Structured figure records:
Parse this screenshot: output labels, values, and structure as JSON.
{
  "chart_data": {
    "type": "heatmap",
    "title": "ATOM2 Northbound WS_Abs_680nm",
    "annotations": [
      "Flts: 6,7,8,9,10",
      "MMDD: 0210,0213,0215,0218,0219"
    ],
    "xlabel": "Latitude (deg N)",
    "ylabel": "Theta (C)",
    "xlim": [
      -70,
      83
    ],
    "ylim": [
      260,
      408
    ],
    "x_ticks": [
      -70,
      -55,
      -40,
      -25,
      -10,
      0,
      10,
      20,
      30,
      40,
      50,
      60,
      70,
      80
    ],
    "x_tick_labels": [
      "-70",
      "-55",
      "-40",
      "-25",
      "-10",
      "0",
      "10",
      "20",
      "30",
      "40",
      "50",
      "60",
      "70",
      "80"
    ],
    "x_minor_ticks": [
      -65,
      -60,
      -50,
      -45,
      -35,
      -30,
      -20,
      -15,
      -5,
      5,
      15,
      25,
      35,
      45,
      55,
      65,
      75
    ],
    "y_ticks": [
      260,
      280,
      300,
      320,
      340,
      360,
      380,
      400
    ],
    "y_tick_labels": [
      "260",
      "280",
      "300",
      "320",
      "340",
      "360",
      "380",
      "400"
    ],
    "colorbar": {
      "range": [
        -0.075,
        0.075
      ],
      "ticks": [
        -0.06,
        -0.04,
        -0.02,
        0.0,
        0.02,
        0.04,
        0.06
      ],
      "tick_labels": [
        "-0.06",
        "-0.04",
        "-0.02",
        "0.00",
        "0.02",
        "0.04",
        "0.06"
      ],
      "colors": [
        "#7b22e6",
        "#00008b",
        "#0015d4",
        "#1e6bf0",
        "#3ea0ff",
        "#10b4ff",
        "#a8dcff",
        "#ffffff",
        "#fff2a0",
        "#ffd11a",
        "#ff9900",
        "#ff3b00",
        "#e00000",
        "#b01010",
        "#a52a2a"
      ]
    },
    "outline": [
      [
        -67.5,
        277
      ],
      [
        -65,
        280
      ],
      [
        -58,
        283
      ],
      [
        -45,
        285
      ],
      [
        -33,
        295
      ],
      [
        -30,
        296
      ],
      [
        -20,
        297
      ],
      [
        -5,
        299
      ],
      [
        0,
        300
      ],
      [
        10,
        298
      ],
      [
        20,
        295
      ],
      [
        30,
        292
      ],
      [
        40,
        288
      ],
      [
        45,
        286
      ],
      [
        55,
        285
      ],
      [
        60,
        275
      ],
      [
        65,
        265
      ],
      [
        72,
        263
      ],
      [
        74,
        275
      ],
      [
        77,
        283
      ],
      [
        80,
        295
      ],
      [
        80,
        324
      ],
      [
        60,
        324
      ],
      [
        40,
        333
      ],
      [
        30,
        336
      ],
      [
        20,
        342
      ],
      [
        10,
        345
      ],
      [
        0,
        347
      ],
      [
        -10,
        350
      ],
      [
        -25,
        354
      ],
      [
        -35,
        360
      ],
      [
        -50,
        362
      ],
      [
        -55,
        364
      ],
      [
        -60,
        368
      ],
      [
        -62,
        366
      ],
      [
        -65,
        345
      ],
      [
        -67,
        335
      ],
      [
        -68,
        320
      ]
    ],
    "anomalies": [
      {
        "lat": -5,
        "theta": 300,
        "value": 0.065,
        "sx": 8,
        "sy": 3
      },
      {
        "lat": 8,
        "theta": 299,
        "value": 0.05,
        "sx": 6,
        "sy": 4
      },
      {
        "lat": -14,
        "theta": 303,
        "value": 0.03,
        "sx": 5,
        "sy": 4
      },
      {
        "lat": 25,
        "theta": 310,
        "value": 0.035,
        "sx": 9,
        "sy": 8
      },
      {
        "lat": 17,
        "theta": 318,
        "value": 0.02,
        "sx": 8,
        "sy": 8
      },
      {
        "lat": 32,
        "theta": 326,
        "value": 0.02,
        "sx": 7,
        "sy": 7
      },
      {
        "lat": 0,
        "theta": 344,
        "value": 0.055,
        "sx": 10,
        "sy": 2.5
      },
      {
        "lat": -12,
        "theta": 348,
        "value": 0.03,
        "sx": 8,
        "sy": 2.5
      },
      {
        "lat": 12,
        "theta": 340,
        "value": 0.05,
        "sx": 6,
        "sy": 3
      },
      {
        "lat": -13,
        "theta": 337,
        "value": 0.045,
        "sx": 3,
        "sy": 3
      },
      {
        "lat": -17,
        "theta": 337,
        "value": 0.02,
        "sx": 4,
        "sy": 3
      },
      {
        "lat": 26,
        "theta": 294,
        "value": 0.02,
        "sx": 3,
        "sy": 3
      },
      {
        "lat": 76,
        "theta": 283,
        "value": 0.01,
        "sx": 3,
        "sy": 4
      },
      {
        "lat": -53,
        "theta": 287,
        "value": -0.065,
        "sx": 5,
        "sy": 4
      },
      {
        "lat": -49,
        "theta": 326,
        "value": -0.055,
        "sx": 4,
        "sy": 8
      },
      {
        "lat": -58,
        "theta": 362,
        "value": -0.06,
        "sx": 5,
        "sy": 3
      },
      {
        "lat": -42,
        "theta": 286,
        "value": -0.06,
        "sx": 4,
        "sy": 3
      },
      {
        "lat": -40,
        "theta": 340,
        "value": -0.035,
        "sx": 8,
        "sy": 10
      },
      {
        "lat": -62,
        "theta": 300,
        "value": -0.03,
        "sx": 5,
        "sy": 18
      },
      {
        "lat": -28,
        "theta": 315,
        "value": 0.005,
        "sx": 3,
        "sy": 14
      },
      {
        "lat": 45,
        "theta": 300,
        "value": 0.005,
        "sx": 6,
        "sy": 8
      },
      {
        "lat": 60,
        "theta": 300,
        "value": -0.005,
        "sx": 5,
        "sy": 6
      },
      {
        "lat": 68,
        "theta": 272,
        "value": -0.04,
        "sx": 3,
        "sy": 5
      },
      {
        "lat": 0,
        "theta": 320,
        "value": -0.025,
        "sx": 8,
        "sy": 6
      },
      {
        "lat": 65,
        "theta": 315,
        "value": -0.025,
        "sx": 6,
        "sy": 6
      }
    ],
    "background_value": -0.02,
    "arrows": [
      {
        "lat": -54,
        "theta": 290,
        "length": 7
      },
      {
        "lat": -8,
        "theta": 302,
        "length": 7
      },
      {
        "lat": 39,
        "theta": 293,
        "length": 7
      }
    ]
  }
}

PROBLEM REQUIREMENTS: Would you restate each of the entries word for word?

SOLUTION TO THE PROBLEM:
Parse this screenshot: output labels, values, and structure as JSON.
{
  "chart_data": {
    "type": "heatmap",
    "title": "ATOM2 Northbound WS_Abs_680nm",
    "annotations": [
      "Flts: 6,7,8,9,10",
      "MMDD: 0210,0213,0215,0218,0219"
    ],
    "xlabel": "Latitude (deg N)",
    "ylabel": "Theta (C)",
    "xlim": [
      -70,
      83
    ],
    "ylim": [
      260,
      408
    ],
    "x_ticks": [
      -70,
      -55,
      -40,
      -25,
      -10,
      0,
      10,
      20,
      30,
      40,
      50,
      60,
      70,
      80
    ],
    "x_tick_labels": [
      "-70",
      "-55",
      "-40",
      "-25",
      "-10",
      "0",
      "10",
      "20",
      "30",
      "40",
      "50",
      "60",
      "70",
      "80"
    ],
    "x_minor_ticks": [
      -65,
      -60,
      -50,
      -45,
      -35,
      -30,
      -20,
      -15,
      -5,
      5,
      15,
      25,
      35,
      45,
      55,
      65,
      75
    ],
    "y_ticks": [
      260,
      280,
      300,
      320,
      340,
      360,
      380,
      400
    ],
    "y_tick_labels": [
      "260",
      "280",
      "300",
      "320",
      "340",
      "360",
      "380",
      "400"
    ],
    "colorbar": {
      "range": [
        -0.075,
        0.075
      ],
      "ticks": [
        -0.06,
        -0.04,
        -0.02,
        0.0,
        0.02,
        0.04,
        0.06
      ],
      "tick_labels": [
        "-0.06",
        "-0.04",
        "-0.02",
        "0.00",
        "0.02",
        "0.04",
        "0.06"
      ],
      "colors": [
        "#7b22e6",
        "#00008b",
        "#0015d4",
        "#1e6bf0",
        "#3ea0ff",
        "#10b4ff",
        "#a8dcff",
        "#ffffff",
        "#fff2a0",
        "#ffd11a",
        "#ff9900",
        "#ff3b00",
        "#e00000",
        "#b01010",
        "#a52a2a"
      ]
    },
    "outline": [
      [
        -67.5,
        277
      ],
      [
        -65,
        280
      ],
      [
        -58,
        283
      ],
      [
        -45,
        285
      ],
      [
        -33,
        295
      ],
      [
        -30,
        296
      ],
      [
        -20,
        297
      ],
      [
        -5,
        299
      ],
      [
        0,
        300
      ],
      [
        10,
        298
      ],
      [
        20,
        295
      ],
      [
        30,
        292
      ],
      [
        40,
        288
      ],
      [
        45,
        286
      ],
      [
        55,
        285
      ],
      [
        60,
        275
      ],
      [
        65,
        265
      ],
      [
        72,
        263
      ],
      [
        74,
        275
      ],
      [
        77,
        283
      ],
      [
        80,
        295
      ],
      [
        80,
        324
      ],
      [
        60,
        324
      ],
      [
        40,
        333
      ],
      [
        30,
        336
      ],
      [
        20,
        342
      ],
      [
        10,
        345
      ],
      [
        0,
        347
      ],
      [
        -10,
        350
      ],
      [
        -25,
        354
      ],
      [
        -35,
        360
      ],
      [
        -50,
        362
      ],
      [
        -55,
        364
      ],
      [
        -60,
        368
      ],
      [
        -62,
        366
      ],
      [
        -65,
        345
      ],
      [
        -67,
        335
      ],
      [
        -68,
        320
      ]
    ],
    "anomalies": [
      {
        "lat": -5,
        "theta": 300,
        "value": 0.065,
        "sx": 8,
        "sy": 3
      },
      {
        "lat": 8,
        "theta": 299,
        "value": 0.05,
        "sx": 6,
        "sy": 4
      },
      {
        "lat": -14,
        "theta": 303,
        "value": 0.03,
        "sx": 5,
        "sy": 4
      },
      {
        "lat": 25,
        "theta": 310,
        "value": 0.035,
        "sx": 9,
        "sy": 8
      },
      {
        "lat": 17,
        "theta": 318,
        "value": 0.02,
        "sx": 8,
        "sy": 8
      },
      {
        "lat": 32,
        "theta": 326,
        "value": 0.02,
        "sx": 7,
        "sy": 7
      },
      {
        "lat": 0,
        "theta": 344,
        "value": 0.055,
        "sx": 10,
        "sy": 2.5
      },
      {
        "lat": -12,
        "theta": 348,
        "value": 0.03,
        "sx": 8,
        "sy": 2.5
      },
      {
        "lat": 12,
        "theta": 340,
        "value": 0.05,
        "sx": 6,
        "sy": 3
      },
      {
        "lat": -13,
        "theta": 337,
        "value": 0.045,
        "sx": 3,
        "sy": 3
      },
      {
        "lat": -17,
        "theta": 337,
        "value": 0.02,
        "sx": 4,
        "sy": 3
      },
      {
        "lat": 26,
        "theta": 294,
        "value": 0.02,
        "sx": 3,
        "sy": 3
      },
      {
        "lat": 76,
        "theta": 283,
        "value": 0.01,
        "sx": 3,
        "sy": 4
      },
      {
        "lat": -53,
        "theta": 287,
        "value": -0.065,
        "sx": 5,
        "sy": 4
      },
      {
        "lat": -49,
        "theta": 326,
        "value": -0.055,
        "sx": 4,
        "sy": 8
      },
      {
        "lat": -58,
        "theta": 362,
        "value": -0.06,
        "sx": 5,
        "sy": 3
      },
      {
        "lat": -42,
        "theta": 286,
        "value": -0.06,
        "sx": 4,
        "sy": 3
      },
      {
        "lat": -40,
        "theta": 340,
        "value": -0.035,
        "sx": 8,
        "sy": 10
      },
      {
        "lat": -62,
        "theta": 300,
        "value": -0.03,
        "sx": 5,
        "sy": 18
      },
      {
        "lat": -28,
        "theta": 315,
        "value": 0.005,
        "sx": 3,
        "sy": 14
      },
      {
        "lat": 45,
        "theta": 300,
        "value": 0.005,
        "sx": 6,
        "sy": 8
      },
      {
        "lat": 60,
        "theta": 300,
        "value": -0.005,
        "sx": 5,
        "sy": 6
      },
      {
        "lat": 68,
        "theta": 272,
        "value": -0.04,
        "sx": 3,
        "sy": 5
      },
      {
        "lat": 0,
        "theta": 320,
        "value": -0.025,
        "sx": 8,
        "sy": 6
      },
      {
        "lat": 65,
        "theta": 315,
        "value": -0.025,
        "sx": 6,
        "sy": 6
      }
    ],
    "background_value": -0.02,
    "arrows": [
      {
        "lat": -54,
        "theta": 290,
        "length": 7
      },
      {
        "lat": -8,
        "theta": 302,
        "length": 7
      },
      {
        "lat": 39,
        "theta": 293,
        "length": 7
      }
    ]
  }
}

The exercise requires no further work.